──────── Given records ────────

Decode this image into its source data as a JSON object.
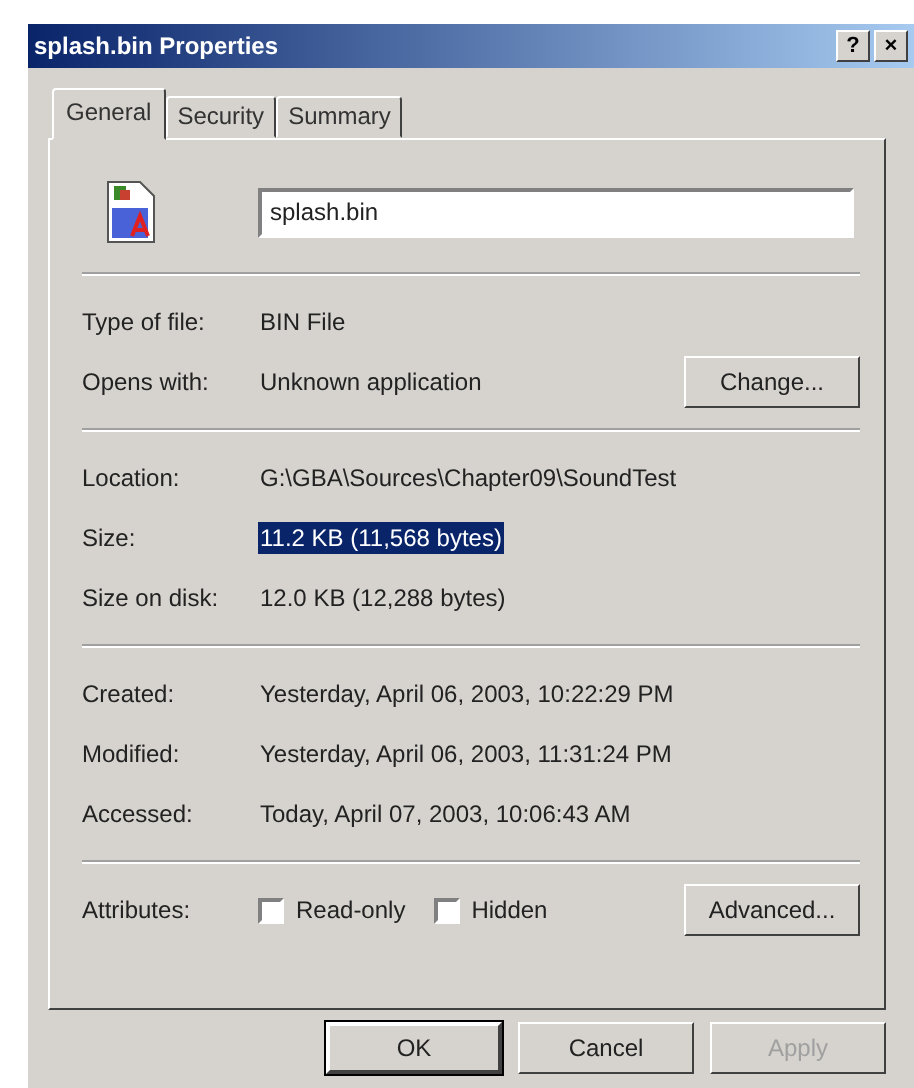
{
  "window": {
    "title": "splash.bin Properties",
    "title_buttons": [
      "?",
      "×"
    ]
  },
  "tabs": [
    {
      "label": "General",
      "selected": true
    },
    {
      "label": "Security",
      "selected": false
    },
    {
      "label": "Summary",
      "selected": false
    }
  ],
  "file_name": "splash.bin",
  "groups": [
    [
      {
        "label": "Type of file:",
        "value": "BIN File",
        "selected": false
      },
      {
        "label": "Opens with:",
        "value": "Unknown application",
        "selected": false,
        "button": "Change..."
      }
    ],
    [
      {
        "label": "Location:",
        "value": "G:\\GBA\\Sources\\Chapter09\\SoundTest",
        "selected": false
      },
      {
        "label": "Size:",
        "value": "11.2 KB (11,568 bytes)",
        "selected": true
      },
      {
        "label": "Size on disk:",
        "value": "12.0 KB (12,288 bytes)",
        "selected": false
      }
    ],
    [
      {
        "label": "Created:",
        "value": "Yesterday, April 06, 2003, 10:22:29 PM",
        "selected": false
      },
      {
        "label": "Modified:",
        "value": "Yesterday, April 06, 2003, 11:31:24 PM",
        "selected": false
      },
      {
        "label": "Accessed:",
        "value": "Today, April 07, 2003, 10:06:43 AM",
        "selected": false
      }
    ]
  ],
  "attributes": {
    "label": "Attributes:",
    "checkboxes": [
      {
        "label": "Read-only",
        "checked": false
      },
      {
        "label": "Hidden",
        "checked": false
      }
    ],
    "button": "Advanced..."
  },
  "buttons": [
    {
      "label": "OK",
      "default": true,
      "disabled": false
    },
    {
      "label": "Cancel",
      "default": false,
      "disabled": false
    },
    {
      "label": "Apply",
      "default": false,
      "disabled": true
    }
  ]
}
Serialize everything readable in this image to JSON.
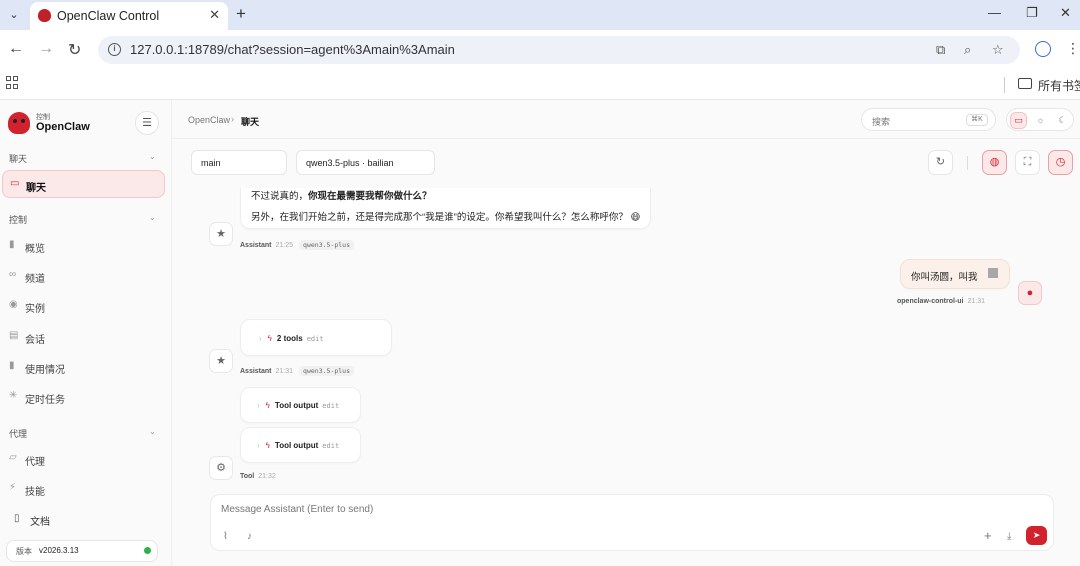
{
  "browser": {
    "tab_title": "OpenClaw Control",
    "url": "127.0.0.1:18789/chat?session=agent%3Amain%3Amain",
    "bookmarks_all": "所有书签"
  },
  "sidebar": {
    "brand_sub": "控制",
    "brand_name": "OpenClaw",
    "sections": [
      {
        "title": "聊天",
        "items": [
          {
            "label": "聊天",
            "icon": "chat-bubble-icon",
            "active": true
          }
        ]
      },
      {
        "title": "控制",
        "items": [
          {
            "label": "概览",
            "icon": "bar-chart-icon"
          },
          {
            "label": "频道",
            "icon": "link-icon"
          },
          {
            "label": "实例",
            "icon": "radio-icon"
          },
          {
            "label": "会话",
            "icon": "document-icon"
          },
          {
            "label": "使用情况",
            "icon": "bar-chart-icon"
          },
          {
            "label": "定时任务",
            "icon": "loader-icon"
          }
        ]
      },
      {
        "title": "代理",
        "items": [
          {
            "label": "代理",
            "icon": "folder-icon"
          },
          {
            "label": "技能",
            "icon": "zap-icon"
          }
        ]
      }
    ],
    "docs_label": "文档",
    "version_label": "版本",
    "version_value": "v2026.3.13",
    "status_color": "#2db24a"
  },
  "header": {
    "breadcrumb_root": "OpenClaw",
    "breadcrumb_current": "聊天",
    "search_placeholder": "搜索",
    "search_shortcut": "⌘K"
  },
  "toolbar": {
    "session_select": "main",
    "model_select": "qwen3.5-plus · bailian"
  },
  "messages": {
    "assistant1": {
      "line1_prefix": "不过说真的，",
      "line1_bold": "你现在最需要我帮你做什么？",
      "line2": "另外，在我们开始之前，还是得完成那个“我是谁”的设定。你希望我叫什么？怎么称呼你？ 😄",
      "sender": "Assistant",
      "time": "21:25",
      "model": "qwen3.5-plus"
    },
    "user1": {
      "text": "你叫汤圆，叫我",
      "sender": "openclaw-control-ui",
      "time": "21:31"
    },
    "assistant2": {
      "tools_label": "2 tools",
      "edit_label": "edit",
      "sender": "Assistant",
      "time": "21:31",
      "model": "qwen3.5-plus"
    },
    "tool1": {
      "items": [
        {
          "label": "Tool output",
          "edit": "edit"
        },
        {
          "label": "Tool output",
          "edit": "edit"
        }
      ],
      "sender": "Tool",
      "time": "21:32"
    }
  },
  "composer": {
    "placeholder": "Message Assistant (Enter to send)"
  },
  "colors": {
    "accent": "#d2222d",
    "accent_soft": "#fbe9ea"
  }
}
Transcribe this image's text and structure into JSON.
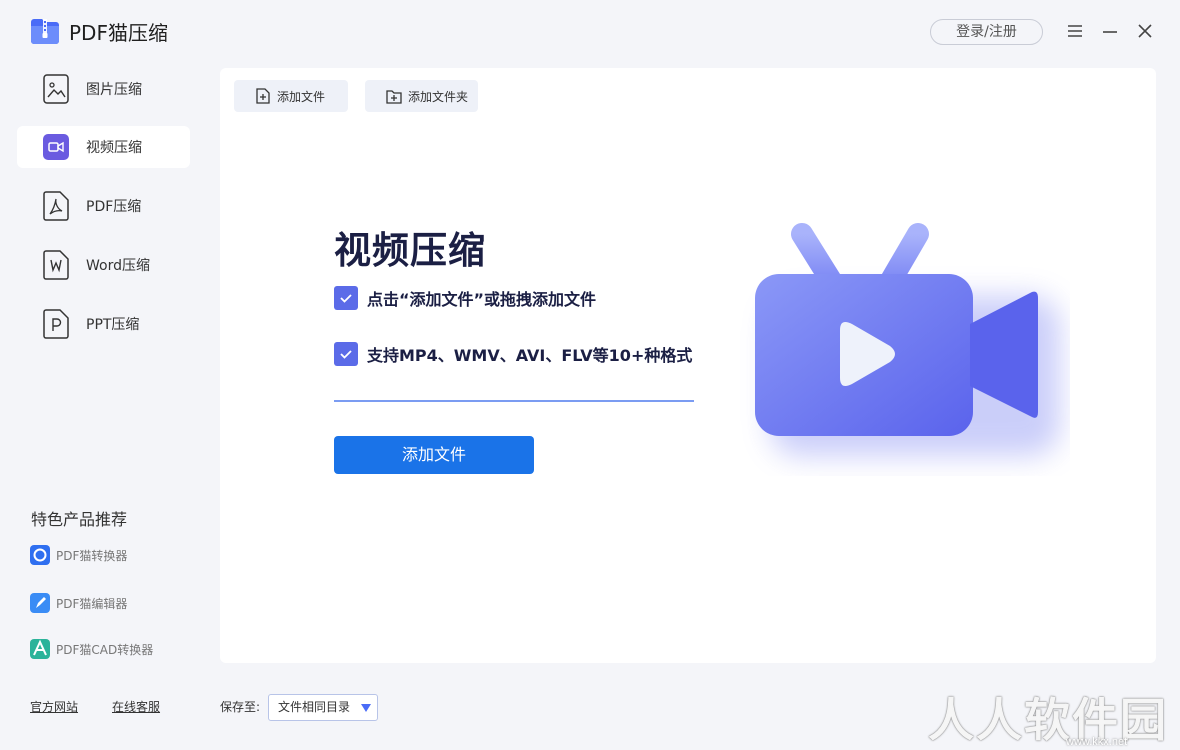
{
  "app": {
    "title": "PDF猫压缩",
    "login_label": "登录/注册"
  },
  "sidebar": {
    "items": [
      {
        "label": "图片压缩",
        "icon": "image-file-icon"
      },
      {
        "label": "视频压缩",
        "icon": "video-camera-icon",
        "active": true
      },
      {
        "label": "PDF压缩",
        "icon": "pdf-file-icon"
      },
      {
        "label": "Word压缩",
        "icon": "word-file-icon"
      },
      {
        "label": "PPT压缩",
        "icon": "ppt-file-icon"
      }
    ],
    "promo_title": "特色产品推荐",
    "promos": [
      {
        "label": "PDF猫转换器",
        "color": "#2f6ff0"
      },
      {
        "label": "PDF猫编辑器",
        "color": "#3a8cf5"
      },
      {
        "label": "PDF猫CAD转换器",
        "color": "#2bb39a"
      }
    ],
    "footer_links": [
      "官方网站",
      "在线客服"
    ]
  },
  "toolbar": {
    "add_file": "添加文件",
    "add_folder": "添加文件夹"
  },
  "main": {
    "title": "视频压缩",
    "tips": [
      "点击“添加文件”或拖拽添加文件",
      "支持MP4、WMV、AVI、FLV等10+种格式"
    ],
    "add_button": "添加文件"
  },
  "bottom": {
    "save_label": "保存至:",
    "save_value": "文件相同目录"
  },
  "watermark": {
    "text": "人人软件园",
    "url": "www.kkx.net"
  },
  "colors": {
    "accent": "#1a73e8",
    "check": "#5b6be8",
    "title": "#1b1f44",
    "video_purple": "#6a5be0"
  }
}
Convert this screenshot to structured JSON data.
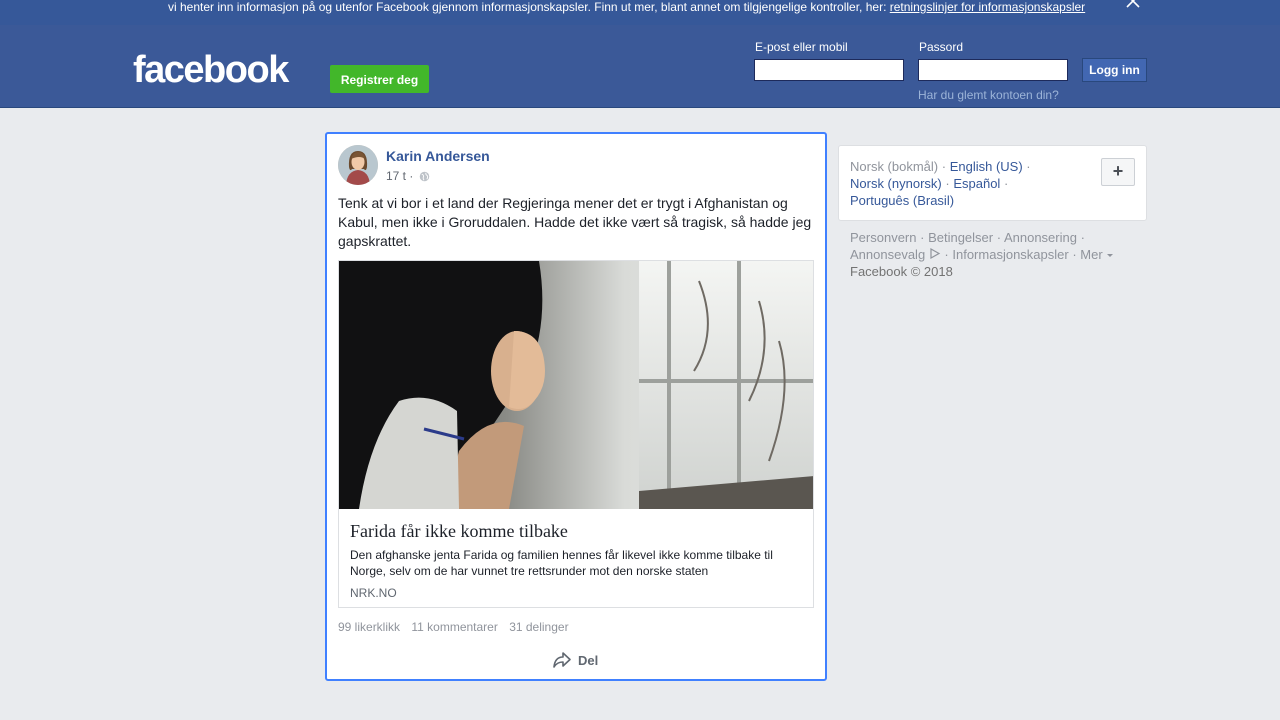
{
  "cookie_banner": {
    "text": "vi henter inn informasjon på og utenfor Facebook gjennom informasjonskapsler. Finn ut mer, blant annet om tilgjengelige kontroller, her:",
    "link": "retningslinjer for informasjonskapsler"
  },
  "header": {
    "logo": "facebook",
    "register_label": "Registrer deg",
    "email_label": "E-post eller mobil",
    "password_label": "Passord",
    "login_label": "Logg inn",
    "forgot_label": "Har du glemt kontoen din?"
  },
  "post": {
    "author": "Karin Andersen",
    "time": "17 t ·",
    "text": "Tenk at vi bor i et land der Regjeringa mener det er trygt i Afghanistan og Kabul, men ikke i Groruddalen. Hadde det ikke vært så tragisk, så hadde jeg gapskrattet.",
    "link": {
      "title": "Farida får ikke komme tilbake",
      "description": "Den afghanske jenta Farida og familien hennes får likevel ikke komme tilbake til Norge, selv om de har vunnet tre rettsrunder mot den norske staten",
      "source": "NRK.NO"
    },
    "likes": "99 likerklikk",
    "comments": "11 kommentarer",
    "shares": "31 delinger",
    "share_label": "Del"
  },
  "sidebar": {
    "languages": [
      "Norsk (bokmål)",
      "English (US)",
      "Norsk (nynorsk)",
      "Español",
      "Português (Brasil)"
    ],
    "add_language": "+",
    "footer_links": [
      "Personvern",
      "Betingelser",
      "Annonsering",
      "Annonsevalg",
      "Informasjonskapsler",
      "Mer"
    ],
    "copyright": "Facebook © 2018"
  },
  "colors": {
    "brand": "#3b5998",
    "link": "#365899",
    "register_green": "#42b72a",
    "focus_border": "#4080ff"
  }
}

────────

Requirement:
Copy out each line of the listing that holds "time".

Correct output:
      "time": "21:25",
      "time": "21:31"
      "time": "21:31",
      "time": "21:32"
    "time": "17 t ·",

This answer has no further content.